++++ GIVEN INFORMATION

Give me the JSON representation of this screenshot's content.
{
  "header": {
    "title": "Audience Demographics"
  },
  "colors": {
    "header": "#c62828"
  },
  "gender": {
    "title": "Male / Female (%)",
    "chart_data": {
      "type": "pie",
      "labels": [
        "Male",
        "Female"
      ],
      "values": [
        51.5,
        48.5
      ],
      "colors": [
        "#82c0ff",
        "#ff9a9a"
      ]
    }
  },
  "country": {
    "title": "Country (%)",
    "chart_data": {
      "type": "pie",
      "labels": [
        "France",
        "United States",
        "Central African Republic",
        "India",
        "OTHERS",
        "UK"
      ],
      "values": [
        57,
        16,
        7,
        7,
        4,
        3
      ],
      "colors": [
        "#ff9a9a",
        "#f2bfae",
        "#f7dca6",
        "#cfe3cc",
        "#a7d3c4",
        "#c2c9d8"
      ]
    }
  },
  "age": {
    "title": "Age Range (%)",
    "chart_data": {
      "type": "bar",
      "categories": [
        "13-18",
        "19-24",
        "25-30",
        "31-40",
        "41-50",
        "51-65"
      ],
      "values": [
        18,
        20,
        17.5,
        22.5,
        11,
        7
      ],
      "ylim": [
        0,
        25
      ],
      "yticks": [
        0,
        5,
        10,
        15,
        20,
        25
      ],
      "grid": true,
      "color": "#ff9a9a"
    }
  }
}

++++++++

TASK REQUIREMENTS
Your task is to print the whole listing again exactly.

EXPECTED ANSWER
Give me the JSON representation of this screenshot's content.
{
  "header": {
    "title": "Audience Demographics"
  },
  "colors": {
    "header": "#c62828"
  },
  "gender": {
    "title": "Male / Female (%)",
    "chart_data": {
      "type": "pie",
      "labels": [
        "Male",
        "Female"
      ],
      "values": [
        51.5,
        48.5
      ],
      "colors": [
        "#82c0ff",
        "#ff9a9a"
      ]
    }
  },
  "country": {
    "title": "Country (%)",
    "chart_data": {
      "type": "pie",
      "labels": [
        "France",
        "United States",
        "Central African Republic",
        "India",
        "OTHERS",
        "UK"
      ],
      "values": [
        57,
        16,
        7,
        7,
        4,
        3
      ],
      "colors": [
        "#ff9a9a",
        "#f2bfae",
        "#f7dca6",
        "#cfe3cc",
        "#a7d3c4",
        "#c2c9d8"
      ]
    }
  },
  "age": {
    "title": "Age Range (%)",
    "chart_data": {
      "type": "bar",
      "categories": [
        "13-18",
        "19-24",
        "25-30",
        "31-40",
        "41-50",
        "51-65"
      ],
      "values": [
        18,
        20,
        17.5,
        22.5,
        11,
        7
      ],
      "ylim": [
        0,
        25
      ],
      "yticks": [
        0,
        5,
        10,
        15,
        20,
        25
      ],
      "grid": true,
      "color": "#ff9a9a"
    }
  }
}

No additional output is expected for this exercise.